■ Data in this exercise:
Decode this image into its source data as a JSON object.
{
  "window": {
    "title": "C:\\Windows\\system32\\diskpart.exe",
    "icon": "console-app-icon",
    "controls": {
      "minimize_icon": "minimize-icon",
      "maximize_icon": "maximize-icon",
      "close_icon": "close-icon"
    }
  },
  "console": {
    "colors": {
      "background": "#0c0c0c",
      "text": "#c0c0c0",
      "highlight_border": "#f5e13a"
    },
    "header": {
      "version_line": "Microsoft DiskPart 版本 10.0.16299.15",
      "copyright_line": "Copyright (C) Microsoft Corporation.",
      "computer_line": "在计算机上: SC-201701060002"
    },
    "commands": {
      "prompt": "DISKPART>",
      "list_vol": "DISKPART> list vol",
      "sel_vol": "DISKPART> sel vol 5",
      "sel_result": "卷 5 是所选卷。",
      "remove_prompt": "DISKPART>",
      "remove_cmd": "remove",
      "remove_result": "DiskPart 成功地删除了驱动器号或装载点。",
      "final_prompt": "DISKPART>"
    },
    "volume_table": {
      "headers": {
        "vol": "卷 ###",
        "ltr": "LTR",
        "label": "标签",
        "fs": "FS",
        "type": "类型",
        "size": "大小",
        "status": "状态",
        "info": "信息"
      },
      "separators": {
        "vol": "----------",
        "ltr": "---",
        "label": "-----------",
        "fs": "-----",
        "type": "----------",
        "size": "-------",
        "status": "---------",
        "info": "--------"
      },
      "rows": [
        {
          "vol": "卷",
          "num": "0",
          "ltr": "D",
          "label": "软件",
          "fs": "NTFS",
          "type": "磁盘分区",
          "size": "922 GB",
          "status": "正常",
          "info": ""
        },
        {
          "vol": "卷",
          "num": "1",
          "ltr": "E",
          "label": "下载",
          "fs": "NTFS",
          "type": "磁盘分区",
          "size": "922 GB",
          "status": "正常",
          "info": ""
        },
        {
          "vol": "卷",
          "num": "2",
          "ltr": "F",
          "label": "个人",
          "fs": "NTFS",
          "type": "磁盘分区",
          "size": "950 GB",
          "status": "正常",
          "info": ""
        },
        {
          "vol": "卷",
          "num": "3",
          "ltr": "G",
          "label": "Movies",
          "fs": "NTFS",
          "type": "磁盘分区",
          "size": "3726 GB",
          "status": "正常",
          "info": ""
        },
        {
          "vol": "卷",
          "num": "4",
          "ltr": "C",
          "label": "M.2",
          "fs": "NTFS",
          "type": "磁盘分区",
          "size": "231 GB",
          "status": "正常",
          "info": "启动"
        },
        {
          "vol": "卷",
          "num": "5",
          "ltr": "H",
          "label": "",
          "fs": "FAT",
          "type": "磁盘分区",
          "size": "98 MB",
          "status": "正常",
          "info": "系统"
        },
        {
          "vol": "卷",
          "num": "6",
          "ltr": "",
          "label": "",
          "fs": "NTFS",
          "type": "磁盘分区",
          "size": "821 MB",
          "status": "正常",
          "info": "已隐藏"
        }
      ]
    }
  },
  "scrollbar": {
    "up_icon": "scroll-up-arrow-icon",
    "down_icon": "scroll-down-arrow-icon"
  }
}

■ Given task: Repeat every entry word for word.

■ Expected answer:
Decode this image into its source data as a JSON object.
{
  "window": {
    "title": "C:\\Windows\\system32\\diskpart.exe",
    "icon": "console-app-icon",
    "controls": {
      "minimize_icon": "minimize-icon",
      "maximize_icon": "maximize-icon",
      "close_icon": "close-icon"
    }
  },
  "console": {
    "colors": {
      "background": "#0c0c0c",
      "text": "#c0c0c0",
      "highlight_border": "#f5e13a"
    },
    "header": {
      "version_line": "Microsoft DiskPart 版本 10.0.16299.15",
      "copyright_line": "Copyright (C) Microsoft Corporation.",
      "computer_line": "在计算机上: SC-201701060002"
    },
    "commands": {
      "prompt": "DISKPART>",
      "list_vol": "DISKPART> list vol",
      "sel_vol": "DISKPART> sel vol 5",
      "sel_result": "卷 5 是所选卷。",
      "remove_prompt": "DISKPART>",
      "remove_cmd": "remove",
      "remove_result": "DiskPart 成功地删除了驱动器号或装载点。",
      "final_prompt": "DISKPART>"
    },
    "volume_table": {
      "headers": {
        "vol": "卷 ###",
        "ltr": "LTR",
        "label": "标签",
        "fs": "FS",
        "type": "类型",
        "size": "大小",
        "status": "状态",
        "info": "信息"
      },
      "separators": {
        "vol": "----------",
        "ltr": "---",
        "label": "-----------",
        "fs": "-----",
        "type": "----------",
        "size": "-------",
        "status": "---------",
        "info": "--------"
      },
      "rows": [
        {
          "vol": "卷",
          "num": "0",
          "ltr": "D",
          "label": "软件",
          "fs": "NTFS",
          "type": "磁盘分区",
          "size": "922 GB",
          "status": "正常",
          "info": ""
        },
        {
          "vol": "卷",
          "num": "1",
          "ltr": "E",
          "label": "下载",
          "fs": "NTFS",
          "type": "磁盘分区",
          "size": "922 GB",
          "status": "正常",
          "info": ""
        },
        {
          "vol": "卷",
          "num": "2",
          "ltr": "F",
          "label": "个人",
          "fs": "NTFS",
          "type": "磁盘分区",
          "size": "950 GB",
          "status": "正常",
          "info": ""
        },
        {
          "vol": "卷",
          "num": "3",
          "ltr": "G",
          "label": "Movies",
          "fs": "NTFS",
          "type": "磁盘分区",
          "size": "3726 GB",
          "status": "正常",
          "info": ""
        },
        {
          "vol": "卷",
          "num": "4",
          "ltr": "C",
          "label": "M.2",
          "fs": "NTFS",
          "type": "磁盘分区",
          "size": "231 GB",
          "status": "正常",
          "info": "启动"
        },
        {
          "vol": "卷",
          "num": "5",
          "ltr": "H",
          "label": "",
          "fs": "FAT",
          "type": "磁盘分区",
          "size": "98 MB",
          "status": "正常",
          "info": "系统"
        },
        {
          "vol": "卷",
          "num": "6",
          "ltr": "",
          "label": "",
          "fs": "NTFS",
          "type": "磁盘分区",
          "size": "821 MB",
          "status": "正常",
          "info": "已隐藏"
        }
      ]
    }
  },
  "scrollbar": {
    "up_icon": "scroll-up-arrow-icon",
    "down_icon": "scroll-down-arrow-icon"
  }
}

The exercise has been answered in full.